(Data entries)
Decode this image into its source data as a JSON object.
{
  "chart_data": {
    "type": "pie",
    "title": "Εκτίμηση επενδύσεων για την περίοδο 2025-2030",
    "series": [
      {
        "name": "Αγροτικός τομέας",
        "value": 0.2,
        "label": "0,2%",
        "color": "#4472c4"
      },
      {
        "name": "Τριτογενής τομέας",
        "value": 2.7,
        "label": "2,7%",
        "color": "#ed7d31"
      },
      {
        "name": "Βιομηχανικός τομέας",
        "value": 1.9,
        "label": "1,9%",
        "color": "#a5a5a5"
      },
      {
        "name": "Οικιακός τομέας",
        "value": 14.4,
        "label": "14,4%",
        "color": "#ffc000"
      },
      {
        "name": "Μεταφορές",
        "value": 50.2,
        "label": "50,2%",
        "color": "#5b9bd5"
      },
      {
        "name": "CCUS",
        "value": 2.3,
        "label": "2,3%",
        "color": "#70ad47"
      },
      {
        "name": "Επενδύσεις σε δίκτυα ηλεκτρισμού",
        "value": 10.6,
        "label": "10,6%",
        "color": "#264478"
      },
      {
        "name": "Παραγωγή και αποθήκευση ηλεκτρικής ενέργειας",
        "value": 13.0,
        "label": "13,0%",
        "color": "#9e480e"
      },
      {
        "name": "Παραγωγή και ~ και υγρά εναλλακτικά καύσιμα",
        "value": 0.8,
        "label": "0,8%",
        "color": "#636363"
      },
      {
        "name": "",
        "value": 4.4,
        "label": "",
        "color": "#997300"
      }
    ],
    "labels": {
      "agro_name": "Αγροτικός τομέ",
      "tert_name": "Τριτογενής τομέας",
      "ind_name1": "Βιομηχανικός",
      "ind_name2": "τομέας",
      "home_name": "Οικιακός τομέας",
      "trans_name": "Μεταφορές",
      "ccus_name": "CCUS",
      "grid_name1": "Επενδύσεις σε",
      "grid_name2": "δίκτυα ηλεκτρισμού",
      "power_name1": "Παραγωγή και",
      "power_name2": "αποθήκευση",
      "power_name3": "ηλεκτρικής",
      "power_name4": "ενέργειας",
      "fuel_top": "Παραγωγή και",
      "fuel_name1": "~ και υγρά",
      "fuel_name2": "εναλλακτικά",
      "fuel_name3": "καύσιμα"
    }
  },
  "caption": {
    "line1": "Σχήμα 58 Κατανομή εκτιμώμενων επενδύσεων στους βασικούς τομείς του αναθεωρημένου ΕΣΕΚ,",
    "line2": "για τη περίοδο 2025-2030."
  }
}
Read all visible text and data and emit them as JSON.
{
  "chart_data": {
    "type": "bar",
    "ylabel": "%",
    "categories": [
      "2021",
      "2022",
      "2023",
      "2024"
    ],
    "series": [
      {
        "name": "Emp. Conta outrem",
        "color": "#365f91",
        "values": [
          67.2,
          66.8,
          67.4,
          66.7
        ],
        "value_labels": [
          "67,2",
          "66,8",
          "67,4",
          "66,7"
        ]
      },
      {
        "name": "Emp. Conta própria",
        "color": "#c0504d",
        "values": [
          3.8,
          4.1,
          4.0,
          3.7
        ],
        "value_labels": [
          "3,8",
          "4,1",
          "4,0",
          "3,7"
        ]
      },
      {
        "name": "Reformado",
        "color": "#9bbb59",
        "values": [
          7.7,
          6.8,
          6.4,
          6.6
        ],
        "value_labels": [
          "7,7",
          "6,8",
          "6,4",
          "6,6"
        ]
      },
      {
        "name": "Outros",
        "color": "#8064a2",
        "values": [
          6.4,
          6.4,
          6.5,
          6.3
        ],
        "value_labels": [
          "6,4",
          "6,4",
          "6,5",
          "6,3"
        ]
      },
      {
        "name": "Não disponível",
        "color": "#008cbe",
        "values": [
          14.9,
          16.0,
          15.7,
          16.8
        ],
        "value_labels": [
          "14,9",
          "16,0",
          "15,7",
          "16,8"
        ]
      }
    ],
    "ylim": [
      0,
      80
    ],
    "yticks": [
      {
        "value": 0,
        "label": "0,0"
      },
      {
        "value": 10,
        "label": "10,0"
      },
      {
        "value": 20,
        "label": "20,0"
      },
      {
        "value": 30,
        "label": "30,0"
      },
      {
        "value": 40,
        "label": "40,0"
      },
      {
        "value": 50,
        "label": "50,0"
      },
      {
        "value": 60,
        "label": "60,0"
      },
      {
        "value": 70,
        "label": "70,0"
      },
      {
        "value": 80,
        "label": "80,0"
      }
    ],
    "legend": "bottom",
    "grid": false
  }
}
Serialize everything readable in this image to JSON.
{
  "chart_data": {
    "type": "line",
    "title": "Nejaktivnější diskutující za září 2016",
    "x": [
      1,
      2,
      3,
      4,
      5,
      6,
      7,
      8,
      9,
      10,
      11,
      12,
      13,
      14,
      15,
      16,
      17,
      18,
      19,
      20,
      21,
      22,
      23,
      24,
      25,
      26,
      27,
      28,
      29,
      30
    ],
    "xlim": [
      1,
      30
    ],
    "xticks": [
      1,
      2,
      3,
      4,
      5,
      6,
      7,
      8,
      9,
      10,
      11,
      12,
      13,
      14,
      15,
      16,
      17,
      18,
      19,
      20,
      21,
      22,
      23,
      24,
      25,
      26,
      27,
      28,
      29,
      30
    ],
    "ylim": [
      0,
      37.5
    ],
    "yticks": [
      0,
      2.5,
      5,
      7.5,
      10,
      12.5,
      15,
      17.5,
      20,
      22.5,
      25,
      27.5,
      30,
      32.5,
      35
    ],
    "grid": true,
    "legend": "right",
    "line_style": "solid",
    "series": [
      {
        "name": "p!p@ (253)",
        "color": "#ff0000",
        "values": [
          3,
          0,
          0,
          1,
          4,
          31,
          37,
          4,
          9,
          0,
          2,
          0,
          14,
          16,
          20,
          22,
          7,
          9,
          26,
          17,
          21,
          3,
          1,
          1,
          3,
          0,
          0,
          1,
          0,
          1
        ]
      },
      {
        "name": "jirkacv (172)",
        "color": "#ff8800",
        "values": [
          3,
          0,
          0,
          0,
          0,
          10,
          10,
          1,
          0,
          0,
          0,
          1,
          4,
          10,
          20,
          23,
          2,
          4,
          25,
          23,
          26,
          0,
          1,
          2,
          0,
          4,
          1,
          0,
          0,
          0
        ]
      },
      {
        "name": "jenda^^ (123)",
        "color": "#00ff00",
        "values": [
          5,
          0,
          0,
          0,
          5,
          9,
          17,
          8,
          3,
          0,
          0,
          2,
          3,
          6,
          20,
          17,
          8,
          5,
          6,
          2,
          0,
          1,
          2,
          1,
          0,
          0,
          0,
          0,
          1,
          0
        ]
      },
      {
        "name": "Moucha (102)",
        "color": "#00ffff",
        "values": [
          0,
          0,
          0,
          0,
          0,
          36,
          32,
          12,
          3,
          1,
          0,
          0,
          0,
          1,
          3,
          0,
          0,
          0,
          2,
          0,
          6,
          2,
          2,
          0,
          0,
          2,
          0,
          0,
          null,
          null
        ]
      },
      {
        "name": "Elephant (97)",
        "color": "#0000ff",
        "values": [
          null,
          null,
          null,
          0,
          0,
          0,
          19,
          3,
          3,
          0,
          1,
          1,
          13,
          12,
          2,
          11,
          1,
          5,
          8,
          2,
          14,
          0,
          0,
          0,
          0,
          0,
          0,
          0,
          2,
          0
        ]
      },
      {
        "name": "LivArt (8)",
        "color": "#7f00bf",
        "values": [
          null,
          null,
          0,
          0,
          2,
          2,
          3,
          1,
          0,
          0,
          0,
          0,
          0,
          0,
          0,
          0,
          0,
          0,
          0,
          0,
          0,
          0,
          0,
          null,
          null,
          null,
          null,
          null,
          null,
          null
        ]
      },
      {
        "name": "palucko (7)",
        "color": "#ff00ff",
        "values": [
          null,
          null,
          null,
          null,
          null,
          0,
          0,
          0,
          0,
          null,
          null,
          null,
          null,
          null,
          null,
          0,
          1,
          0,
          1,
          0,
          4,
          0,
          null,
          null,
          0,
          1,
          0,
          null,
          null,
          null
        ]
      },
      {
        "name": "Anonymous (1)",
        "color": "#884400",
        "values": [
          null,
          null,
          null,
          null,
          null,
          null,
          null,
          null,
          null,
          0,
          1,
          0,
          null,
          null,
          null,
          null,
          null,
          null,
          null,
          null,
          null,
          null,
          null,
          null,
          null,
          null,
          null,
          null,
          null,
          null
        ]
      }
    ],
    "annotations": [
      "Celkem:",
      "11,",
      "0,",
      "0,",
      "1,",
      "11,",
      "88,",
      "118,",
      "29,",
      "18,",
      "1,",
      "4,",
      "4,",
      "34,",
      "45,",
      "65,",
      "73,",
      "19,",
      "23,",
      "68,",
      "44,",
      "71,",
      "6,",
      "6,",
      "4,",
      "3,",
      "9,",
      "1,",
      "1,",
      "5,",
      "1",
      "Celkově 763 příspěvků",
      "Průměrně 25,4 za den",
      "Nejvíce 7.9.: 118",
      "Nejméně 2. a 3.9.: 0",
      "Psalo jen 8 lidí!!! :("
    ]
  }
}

Stated problem
What is the number of lines in the data that hold the word "title"? Reply with that number and nothing else.

Solution to this exercise
2